Dataset items:
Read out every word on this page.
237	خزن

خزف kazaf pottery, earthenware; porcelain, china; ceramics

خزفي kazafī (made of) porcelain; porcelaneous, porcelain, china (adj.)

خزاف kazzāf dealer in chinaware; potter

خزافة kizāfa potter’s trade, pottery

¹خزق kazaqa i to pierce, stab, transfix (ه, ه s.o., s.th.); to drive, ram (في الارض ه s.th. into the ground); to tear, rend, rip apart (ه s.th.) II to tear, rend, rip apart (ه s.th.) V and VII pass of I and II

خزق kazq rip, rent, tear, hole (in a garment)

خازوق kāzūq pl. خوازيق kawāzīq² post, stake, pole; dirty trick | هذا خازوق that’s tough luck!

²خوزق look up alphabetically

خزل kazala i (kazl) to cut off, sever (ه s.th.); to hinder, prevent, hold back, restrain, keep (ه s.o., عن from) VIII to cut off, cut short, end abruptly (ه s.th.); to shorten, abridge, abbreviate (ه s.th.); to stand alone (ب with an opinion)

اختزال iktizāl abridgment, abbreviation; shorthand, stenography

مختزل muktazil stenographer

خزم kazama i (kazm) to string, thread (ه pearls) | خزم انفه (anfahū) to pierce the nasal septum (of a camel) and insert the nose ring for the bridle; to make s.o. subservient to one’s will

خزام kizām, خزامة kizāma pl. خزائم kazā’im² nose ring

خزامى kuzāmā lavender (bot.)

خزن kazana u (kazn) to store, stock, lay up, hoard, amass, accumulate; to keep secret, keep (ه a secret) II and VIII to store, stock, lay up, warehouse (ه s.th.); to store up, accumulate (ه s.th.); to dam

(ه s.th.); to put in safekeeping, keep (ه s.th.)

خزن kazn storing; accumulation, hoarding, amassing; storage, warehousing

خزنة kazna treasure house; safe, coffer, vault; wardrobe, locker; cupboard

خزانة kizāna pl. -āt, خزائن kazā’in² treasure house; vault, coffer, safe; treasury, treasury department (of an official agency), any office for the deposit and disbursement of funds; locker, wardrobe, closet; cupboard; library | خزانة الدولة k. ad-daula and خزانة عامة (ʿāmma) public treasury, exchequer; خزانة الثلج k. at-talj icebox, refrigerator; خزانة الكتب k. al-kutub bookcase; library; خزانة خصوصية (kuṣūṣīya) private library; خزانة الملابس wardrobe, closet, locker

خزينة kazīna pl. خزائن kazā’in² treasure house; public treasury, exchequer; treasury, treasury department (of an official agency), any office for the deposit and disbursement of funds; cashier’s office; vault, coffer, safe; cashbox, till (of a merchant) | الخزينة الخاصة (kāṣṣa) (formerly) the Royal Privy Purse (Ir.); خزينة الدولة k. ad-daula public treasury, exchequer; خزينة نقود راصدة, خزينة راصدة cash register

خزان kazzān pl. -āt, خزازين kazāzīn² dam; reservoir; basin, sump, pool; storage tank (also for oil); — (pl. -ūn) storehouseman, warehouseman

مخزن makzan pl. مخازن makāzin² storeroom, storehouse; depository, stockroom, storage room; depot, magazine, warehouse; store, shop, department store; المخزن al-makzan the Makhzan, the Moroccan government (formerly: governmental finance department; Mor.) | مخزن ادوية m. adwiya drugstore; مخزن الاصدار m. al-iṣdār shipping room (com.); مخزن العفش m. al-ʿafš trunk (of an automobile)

### [TASK STATEMENT]
Work out how many lines of the listing above include "nose". Answer with the number and nothing more.

### [SOLUTION TO THE EXERCISE]
2